- _Problem details_
Pull out every line from the listing that has the word "this".

Stored data entries
** start **
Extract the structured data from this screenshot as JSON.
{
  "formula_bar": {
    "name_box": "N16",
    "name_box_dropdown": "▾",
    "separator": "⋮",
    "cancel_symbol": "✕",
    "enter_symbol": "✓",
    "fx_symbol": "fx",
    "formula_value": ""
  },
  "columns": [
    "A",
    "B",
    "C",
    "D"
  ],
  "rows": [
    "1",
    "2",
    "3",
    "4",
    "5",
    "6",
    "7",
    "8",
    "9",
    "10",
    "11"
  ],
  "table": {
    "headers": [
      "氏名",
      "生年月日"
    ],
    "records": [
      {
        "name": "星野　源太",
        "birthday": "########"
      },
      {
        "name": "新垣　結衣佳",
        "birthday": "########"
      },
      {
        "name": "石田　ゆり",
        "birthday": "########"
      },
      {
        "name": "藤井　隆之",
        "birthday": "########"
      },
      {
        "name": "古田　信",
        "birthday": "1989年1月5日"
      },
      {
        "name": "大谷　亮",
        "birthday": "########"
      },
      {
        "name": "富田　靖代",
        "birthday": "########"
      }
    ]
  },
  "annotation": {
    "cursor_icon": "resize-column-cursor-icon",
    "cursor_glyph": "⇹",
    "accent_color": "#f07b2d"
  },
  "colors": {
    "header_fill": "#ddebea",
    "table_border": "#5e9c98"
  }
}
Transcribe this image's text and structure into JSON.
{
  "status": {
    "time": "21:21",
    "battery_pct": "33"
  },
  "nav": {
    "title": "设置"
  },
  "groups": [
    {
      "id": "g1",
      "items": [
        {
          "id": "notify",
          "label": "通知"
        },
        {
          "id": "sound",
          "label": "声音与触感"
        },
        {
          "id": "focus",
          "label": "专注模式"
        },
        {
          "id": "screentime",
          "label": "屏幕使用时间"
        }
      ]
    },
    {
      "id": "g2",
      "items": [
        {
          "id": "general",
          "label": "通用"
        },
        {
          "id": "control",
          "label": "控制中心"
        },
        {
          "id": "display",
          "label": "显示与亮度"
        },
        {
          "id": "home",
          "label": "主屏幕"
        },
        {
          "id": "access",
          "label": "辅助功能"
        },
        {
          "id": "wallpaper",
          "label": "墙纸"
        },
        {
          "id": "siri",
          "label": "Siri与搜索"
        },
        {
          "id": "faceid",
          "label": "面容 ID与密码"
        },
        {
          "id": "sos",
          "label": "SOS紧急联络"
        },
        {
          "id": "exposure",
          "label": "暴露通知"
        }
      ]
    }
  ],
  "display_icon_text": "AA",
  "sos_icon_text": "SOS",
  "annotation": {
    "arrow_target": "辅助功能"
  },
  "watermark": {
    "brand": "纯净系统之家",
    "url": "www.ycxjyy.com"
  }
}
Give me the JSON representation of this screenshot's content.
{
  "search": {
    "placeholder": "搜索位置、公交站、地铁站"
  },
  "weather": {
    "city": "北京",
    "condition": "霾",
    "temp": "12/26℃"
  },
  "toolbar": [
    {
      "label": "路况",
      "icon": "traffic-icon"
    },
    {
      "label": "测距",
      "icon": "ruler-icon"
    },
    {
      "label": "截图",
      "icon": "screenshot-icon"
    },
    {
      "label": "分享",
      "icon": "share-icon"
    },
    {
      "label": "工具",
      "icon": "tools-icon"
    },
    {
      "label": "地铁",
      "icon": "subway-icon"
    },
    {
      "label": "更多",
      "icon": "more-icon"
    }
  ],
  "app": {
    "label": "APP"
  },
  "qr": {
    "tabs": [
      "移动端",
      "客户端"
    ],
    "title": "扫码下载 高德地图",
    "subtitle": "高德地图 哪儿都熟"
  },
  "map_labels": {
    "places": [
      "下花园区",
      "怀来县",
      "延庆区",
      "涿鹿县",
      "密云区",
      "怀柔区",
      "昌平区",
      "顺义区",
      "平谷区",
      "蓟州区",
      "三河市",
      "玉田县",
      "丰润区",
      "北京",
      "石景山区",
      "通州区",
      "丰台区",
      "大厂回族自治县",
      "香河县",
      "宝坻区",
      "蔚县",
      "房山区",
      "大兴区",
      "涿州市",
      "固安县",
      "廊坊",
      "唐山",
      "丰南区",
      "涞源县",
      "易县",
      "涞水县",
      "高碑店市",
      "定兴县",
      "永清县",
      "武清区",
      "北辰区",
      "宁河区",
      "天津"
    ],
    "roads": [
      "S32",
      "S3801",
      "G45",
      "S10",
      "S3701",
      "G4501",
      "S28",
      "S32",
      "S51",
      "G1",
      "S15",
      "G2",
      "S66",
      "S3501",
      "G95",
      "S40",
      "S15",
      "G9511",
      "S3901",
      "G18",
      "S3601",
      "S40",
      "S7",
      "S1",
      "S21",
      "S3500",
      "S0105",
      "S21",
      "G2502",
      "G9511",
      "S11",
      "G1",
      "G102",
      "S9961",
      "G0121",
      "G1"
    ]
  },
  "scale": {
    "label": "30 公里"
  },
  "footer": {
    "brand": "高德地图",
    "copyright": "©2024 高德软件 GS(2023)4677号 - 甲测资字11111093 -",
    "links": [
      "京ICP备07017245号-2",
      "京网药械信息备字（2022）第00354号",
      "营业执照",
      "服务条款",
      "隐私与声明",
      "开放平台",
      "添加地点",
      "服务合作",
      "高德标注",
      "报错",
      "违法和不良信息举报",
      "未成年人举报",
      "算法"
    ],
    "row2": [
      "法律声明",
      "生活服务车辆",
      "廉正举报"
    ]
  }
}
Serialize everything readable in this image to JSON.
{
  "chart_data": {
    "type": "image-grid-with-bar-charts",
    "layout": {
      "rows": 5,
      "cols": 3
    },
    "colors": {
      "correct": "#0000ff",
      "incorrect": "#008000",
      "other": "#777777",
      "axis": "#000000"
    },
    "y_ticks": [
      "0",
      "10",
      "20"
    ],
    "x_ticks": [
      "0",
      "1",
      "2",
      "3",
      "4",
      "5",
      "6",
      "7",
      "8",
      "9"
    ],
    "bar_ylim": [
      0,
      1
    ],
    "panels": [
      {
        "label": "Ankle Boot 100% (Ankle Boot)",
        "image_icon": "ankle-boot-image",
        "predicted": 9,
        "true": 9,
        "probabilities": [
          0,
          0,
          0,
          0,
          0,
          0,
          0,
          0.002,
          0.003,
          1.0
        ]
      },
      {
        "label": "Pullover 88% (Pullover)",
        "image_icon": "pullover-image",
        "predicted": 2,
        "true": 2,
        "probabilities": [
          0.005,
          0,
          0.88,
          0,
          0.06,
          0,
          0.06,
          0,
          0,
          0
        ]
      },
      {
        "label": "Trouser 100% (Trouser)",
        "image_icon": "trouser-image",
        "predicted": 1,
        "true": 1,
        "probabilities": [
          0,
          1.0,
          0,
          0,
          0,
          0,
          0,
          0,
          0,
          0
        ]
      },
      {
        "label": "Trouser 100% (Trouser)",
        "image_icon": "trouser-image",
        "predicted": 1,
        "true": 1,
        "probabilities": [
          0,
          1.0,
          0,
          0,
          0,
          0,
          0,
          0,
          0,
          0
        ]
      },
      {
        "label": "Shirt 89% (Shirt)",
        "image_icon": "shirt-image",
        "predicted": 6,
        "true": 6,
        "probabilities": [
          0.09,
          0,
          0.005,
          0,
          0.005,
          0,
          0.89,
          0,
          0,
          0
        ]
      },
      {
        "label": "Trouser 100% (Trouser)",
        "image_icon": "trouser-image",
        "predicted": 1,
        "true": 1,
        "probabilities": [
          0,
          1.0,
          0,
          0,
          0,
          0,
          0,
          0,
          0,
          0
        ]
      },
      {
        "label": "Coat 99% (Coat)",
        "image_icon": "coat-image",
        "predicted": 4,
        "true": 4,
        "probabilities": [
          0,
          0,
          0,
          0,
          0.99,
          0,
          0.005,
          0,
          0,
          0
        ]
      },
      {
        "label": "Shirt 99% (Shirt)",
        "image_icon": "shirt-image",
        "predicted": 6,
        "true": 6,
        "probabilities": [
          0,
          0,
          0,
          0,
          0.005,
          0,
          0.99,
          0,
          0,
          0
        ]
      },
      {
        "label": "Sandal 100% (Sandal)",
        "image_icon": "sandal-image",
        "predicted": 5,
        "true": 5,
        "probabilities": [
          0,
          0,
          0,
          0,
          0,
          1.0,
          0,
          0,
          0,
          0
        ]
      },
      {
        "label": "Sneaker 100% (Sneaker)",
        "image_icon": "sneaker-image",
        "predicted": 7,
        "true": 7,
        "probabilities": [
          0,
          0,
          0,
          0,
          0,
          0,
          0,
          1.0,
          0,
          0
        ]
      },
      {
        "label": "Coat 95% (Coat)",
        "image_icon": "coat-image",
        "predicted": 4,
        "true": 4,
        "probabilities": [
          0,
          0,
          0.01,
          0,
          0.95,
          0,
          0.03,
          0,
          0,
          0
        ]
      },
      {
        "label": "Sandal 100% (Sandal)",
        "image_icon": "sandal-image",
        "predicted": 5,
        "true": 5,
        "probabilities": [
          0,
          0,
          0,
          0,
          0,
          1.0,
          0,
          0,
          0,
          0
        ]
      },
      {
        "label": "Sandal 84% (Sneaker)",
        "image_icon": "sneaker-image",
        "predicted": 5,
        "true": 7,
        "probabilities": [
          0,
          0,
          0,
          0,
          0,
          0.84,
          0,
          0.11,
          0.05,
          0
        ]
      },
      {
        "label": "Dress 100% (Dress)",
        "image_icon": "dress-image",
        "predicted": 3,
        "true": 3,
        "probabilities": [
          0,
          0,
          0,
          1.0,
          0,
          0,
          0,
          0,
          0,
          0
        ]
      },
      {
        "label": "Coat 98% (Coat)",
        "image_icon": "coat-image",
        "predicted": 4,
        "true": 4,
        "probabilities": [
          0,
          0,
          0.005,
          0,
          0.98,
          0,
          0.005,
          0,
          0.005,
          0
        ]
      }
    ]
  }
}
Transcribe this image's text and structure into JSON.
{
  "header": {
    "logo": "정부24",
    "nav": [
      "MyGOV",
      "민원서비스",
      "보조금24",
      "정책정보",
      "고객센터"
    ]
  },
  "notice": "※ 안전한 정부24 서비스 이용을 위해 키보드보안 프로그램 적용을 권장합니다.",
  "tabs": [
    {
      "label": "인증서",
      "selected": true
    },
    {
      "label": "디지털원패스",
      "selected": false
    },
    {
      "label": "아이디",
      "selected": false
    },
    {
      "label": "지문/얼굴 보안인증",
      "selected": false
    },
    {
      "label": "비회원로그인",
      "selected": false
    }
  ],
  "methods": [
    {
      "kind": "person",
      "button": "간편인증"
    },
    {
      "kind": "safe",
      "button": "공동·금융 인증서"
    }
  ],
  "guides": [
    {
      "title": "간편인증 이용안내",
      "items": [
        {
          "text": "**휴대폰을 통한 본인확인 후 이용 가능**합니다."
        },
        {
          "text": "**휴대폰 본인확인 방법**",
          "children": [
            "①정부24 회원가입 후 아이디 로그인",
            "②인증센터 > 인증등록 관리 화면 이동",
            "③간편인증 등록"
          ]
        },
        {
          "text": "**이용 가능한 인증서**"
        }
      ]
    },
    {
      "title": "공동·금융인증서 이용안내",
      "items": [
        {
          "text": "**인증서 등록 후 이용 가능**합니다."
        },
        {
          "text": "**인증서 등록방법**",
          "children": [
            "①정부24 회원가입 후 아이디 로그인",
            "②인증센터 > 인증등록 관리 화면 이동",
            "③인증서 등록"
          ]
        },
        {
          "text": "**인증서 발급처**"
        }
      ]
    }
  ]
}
** end **
- _Final answer_
Extract the structured data from this screenshot as JSON.
Transcribe this image's text and structure into JSON.
Give me the JSON representation of this screenshot's content.
Serialize everything readable in this image to JSON.
Transcribe this image's text and structure into JSON.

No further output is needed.